* **Description of the task**: In the entries below, replace every occurrence of "y2-tick-label" with "right-axis-label" and reproduce all lines with everything else unchanged.

* **Supplied data**:
•••••
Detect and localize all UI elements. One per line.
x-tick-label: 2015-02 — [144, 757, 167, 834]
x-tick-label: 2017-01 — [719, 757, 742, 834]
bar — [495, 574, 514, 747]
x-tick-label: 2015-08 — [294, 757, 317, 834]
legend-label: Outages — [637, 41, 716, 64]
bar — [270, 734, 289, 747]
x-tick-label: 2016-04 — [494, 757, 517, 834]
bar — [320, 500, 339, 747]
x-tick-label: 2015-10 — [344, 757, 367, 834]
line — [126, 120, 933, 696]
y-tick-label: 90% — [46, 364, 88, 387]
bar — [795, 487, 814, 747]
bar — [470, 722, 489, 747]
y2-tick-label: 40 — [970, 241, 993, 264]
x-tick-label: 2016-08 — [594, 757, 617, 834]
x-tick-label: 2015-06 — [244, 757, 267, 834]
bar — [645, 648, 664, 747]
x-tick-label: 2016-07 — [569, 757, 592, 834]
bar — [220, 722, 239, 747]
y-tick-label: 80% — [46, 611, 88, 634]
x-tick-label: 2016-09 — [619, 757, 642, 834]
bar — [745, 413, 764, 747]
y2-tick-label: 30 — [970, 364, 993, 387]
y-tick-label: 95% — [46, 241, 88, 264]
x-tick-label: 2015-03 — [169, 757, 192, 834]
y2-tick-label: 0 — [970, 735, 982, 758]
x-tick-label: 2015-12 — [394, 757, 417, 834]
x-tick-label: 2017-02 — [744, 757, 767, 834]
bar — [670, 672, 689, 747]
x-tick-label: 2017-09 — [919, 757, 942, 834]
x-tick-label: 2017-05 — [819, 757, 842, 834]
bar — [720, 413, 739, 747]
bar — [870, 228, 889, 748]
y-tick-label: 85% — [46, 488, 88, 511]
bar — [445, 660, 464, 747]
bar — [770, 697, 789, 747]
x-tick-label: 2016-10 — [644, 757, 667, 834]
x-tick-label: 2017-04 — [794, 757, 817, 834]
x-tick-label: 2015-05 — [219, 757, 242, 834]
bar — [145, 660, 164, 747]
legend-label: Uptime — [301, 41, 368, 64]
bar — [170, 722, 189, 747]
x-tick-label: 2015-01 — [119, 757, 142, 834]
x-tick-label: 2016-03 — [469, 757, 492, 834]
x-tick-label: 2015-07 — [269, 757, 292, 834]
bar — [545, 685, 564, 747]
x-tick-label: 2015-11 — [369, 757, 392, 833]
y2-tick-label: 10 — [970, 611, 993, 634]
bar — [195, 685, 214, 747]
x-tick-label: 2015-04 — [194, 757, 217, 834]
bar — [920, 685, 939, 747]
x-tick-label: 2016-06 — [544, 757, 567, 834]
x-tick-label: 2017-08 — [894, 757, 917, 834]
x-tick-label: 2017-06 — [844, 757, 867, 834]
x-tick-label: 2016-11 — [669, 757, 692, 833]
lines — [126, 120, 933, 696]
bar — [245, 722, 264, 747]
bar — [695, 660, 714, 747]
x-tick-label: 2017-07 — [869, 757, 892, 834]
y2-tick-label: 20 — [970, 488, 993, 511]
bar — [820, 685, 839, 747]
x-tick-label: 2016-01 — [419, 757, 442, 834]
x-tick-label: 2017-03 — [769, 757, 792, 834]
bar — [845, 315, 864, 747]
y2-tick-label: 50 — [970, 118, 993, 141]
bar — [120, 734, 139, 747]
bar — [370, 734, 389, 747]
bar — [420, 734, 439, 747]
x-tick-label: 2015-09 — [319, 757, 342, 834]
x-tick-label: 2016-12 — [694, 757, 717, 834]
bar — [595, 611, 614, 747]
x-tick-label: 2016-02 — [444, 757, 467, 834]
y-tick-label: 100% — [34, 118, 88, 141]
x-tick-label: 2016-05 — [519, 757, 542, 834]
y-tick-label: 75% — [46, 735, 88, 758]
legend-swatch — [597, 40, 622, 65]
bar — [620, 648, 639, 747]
•••••
* **Task result**:
Detect and localize all UI elements. One per line.
x-tick-label: 2015-02 — [144, 757, 167, 834]
x-tick-label: 2017-01 — [719, 757, 742, 834]
bar — [495, 574, 514, 747]
x-tick-label: 2015-08 — [294, 757, 317, 834]
legend-label: Outages — [637, 41, 716, 64]
bar — [270, 734, 289, 747]
x-tick-label: 2016-04 — [494, 757, 517, 834]
bar — [320, 500, 339, 747]
x-tick-label: 2015-10 — [344, 757, 367, 834]
line — [126, 120, 933, 696]
y-tick-label: 90% — [46, 364, 88, 387]
bar — [795, 487, 814, 747]
bar — [470, 722, 489, 747]
right-axis-label: 40 — [970, 241, 993, 264]
x-tick-label: 2016-08 — [594, 757, 617, 834]
x-tick-label: 2015-06 — [244, 757, 267, 834]
bar — [645, 648, 664, 747]
x-tick-label: 2016-07 — [569, 757, 592, 834]
bar — [220, 722, 239, 747]
y-tick-label: 80% — [46, 611, 88, 634]
x-tick-label: 2016-09 — [619, 757, 642, 834]
bar — [745, 413, 764, 747]
right-axis-label: 30 — [970, 364, 993, 387]
y-tick-label: 95% — [46, 241, 88, 264]
x-tick-label: 2015-03 — [169, 757, 192, 834]
right-axis-label: 0 — [970, 735, 982, 758]
x-tick-label: 2015-12 — [394, 757, 417, 834]
x-tick-label: 2017-02 — [744, 757, 767, 834]
bar — [670, 672, 689, 747]
x-tick-label: 2017-09 — [919, 757, 942, 834]
x-tick-label: 2017-05 — [819, 757, 842, 834]
bar — [720, 413, 739, 747]
bar — [870, 228, 889, 748]
y-tick-label: 85% — [46, 488, 88, 511]
bar — [445, 660, 464, 747]
bar — [770, 697, 789, 747]
x-tick-label: 2016-10 — [644, 757, 667, 834]
x-tick-label: 2017-04 — [794, 757, 817, 834]
x-tick-label: 2015-05 — [219, 757, 242, 834]
bar — [145, 660, 164, 747]
legend-label: Uptime — [301, 41, 368, 64]
bar — [170, 722, 189, 747]
x-tick-label: 2015-01 — [119, 757, 142, 834]
x-tick-label: 2016-03 — [469, 757, 492, 834]
x-tick-label: 2015-07 — [269, 757, 292, 834]
bar — [545, 685, 564, 747]
x-tick-label: 2015-11 — [369, 757, 392, 833]
right-axis-label: 10 — [970, 611, 993, 634]
bar — [195, 685, 214, 747]
x-tick-label: 2015-04 — [194, 757, 217, 834]
bar — [920, 685, 939, 747]
x-tick-label: 2016-06 — [544, 757, 567, 834]
x-tick-label: 2017-08 — [894, 757, 917, 834]
x-tick-label: 2017-06 — [844, 757, 867, 834]
x-tick-label: 2016-11 — [669, 757, 692, 833]
lines — [126, 120, 933, 696]
bar — [245, 722, 264, 747]
bar — [695, 660, 714, 747]
x-tick-label: 2017-07 — [869, 757, 892, 834]
right-axis-label: 20 — [970, 488, 993, 511]
bar — [820, 685, 839, 747]
x-tick-label: 2016-01 — [419, 757, 442, 834]
x-tick-label: 2017-03 — [769, 757, 792, 834]
bar — [845, 315, 864, 747]
right-axis-label: 50 — [970, 118, 993, 141]
bar — [120, 734, 139, 747]
bar — [370, 734, 389, 747]
bar — [420, 734, 439, 747]
x-tick-label: 2015-09 — [319, 757, 342, 834]
x-tick-label: 2016-12 — [694, 757, 717, 834]
bar — [595, 611, 614, 747]
x-tick-label: 2016-02 — [444, 757, 467, 834]
y-tick-label: 100% — [34, 118, 88, 141]
x-tick-label: 2016-05 — [519, 757, 542, 834]
y-tick-label: 75% — [46, 735, 88, 758]
legend-swatch — [597, 40, 622, 65]
bar — [620, 648, 639, 747]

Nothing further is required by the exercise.